> [Tasks for this exercise]:
**a.** Answer these questions about the agility workshop thread, one answer per line:
(i) According to the first reply, what was it sent from?
(ii) What does AmberSunrise keep headed in the direction of the dog's line of travel?
(iii) On what date was AmberSunrise's post made?
**b.** Reproduce everything in the agility workshop thread from "## Maxs Mom" down to "learned soak in.".
**c.** Resume the forum thread about the first agility workshop after its final sentence.

== Page

# First Agility Workshop



## Maxs Mom (Mar 22, 2008)

Agility is challenging. Sounds like a great session. It's a constant learning, and re-visiting exercises and behaviors to keep them right. Sleep well and let all you learned soak in. 


Sent from Petguide.com Free App


----------



## AmberSunrise (Apr 1, 2009)

Sounds like a wonderful seminar 

I used to try to keep all the lines and such in mind while guiding my dogs around the course but have found that as long as I keep my shoulders headed in the direction of my dogs' line of travel, we do great ... I don't know if that will help or not but it cleared my mind wonderfully so I can run more freely and stay connected to my dog.

====
== Collected data

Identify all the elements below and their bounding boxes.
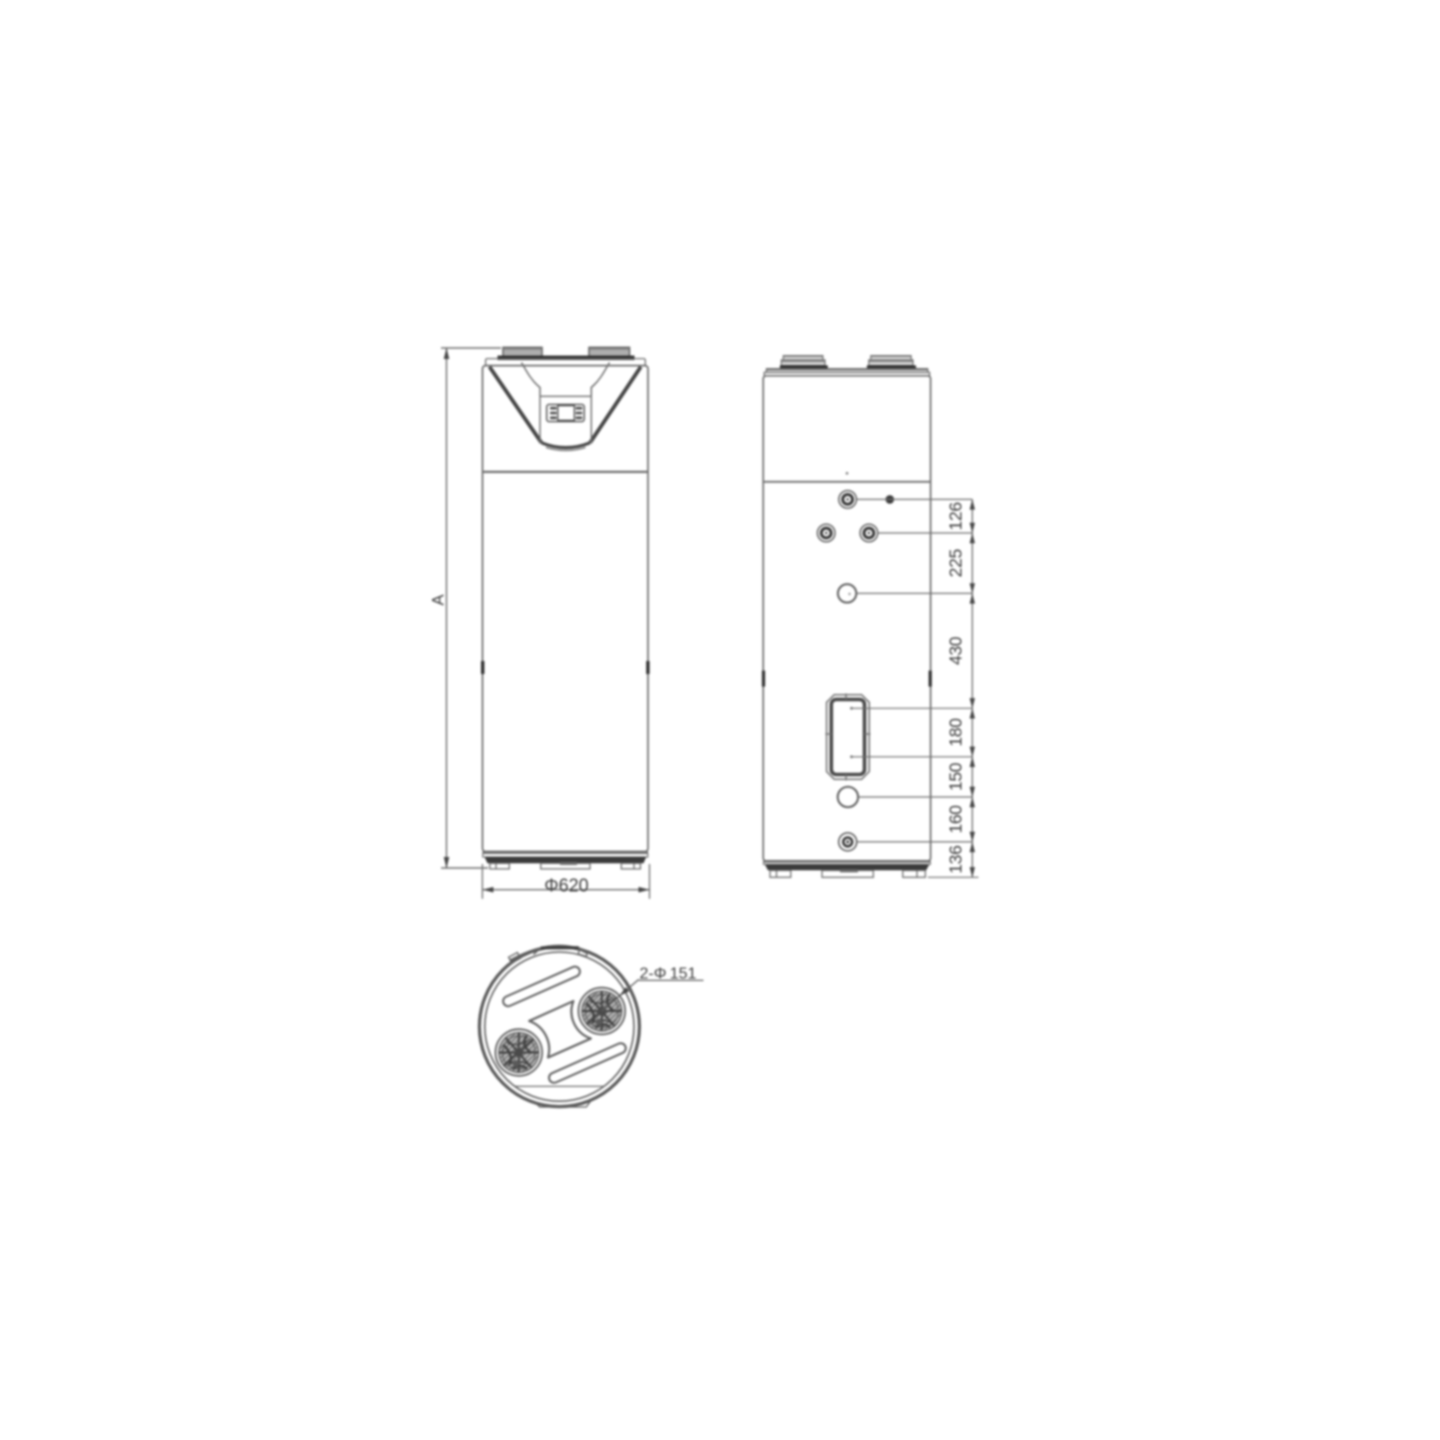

====

> [Answer list]:
**a.**
(i) Petguide.com Free App
(ii) Shoulders
(iii) Apr 1, 2009

**b.**
## Maxs Mom (Mar 22, 2008)

Agility is challenging. Sounds like a great session. It's a constant learning, and re-visiting exercises and behaviors to keep them right. Sleep well and let all you learned soak in.

**c.**
A game we sometimes play in classes, seminars and just practices is silent running - this can truly help us learning how body language (ie; shoulder positions) is what the dogs key off of - my most recent Daisy Peel seminar not only had us running silently but we also had to keep our hands still (in our pockets or otherwise held still) ---- very effective in learning the importance of those shoulders movements. Very hard too since there were advanced sequences - no arms, no voice and boy oh boy were the dogs happy when we laughed at all of our mistakes!


----------



## Gwen_Dandridge (Jul 14, 2012)

How interesting!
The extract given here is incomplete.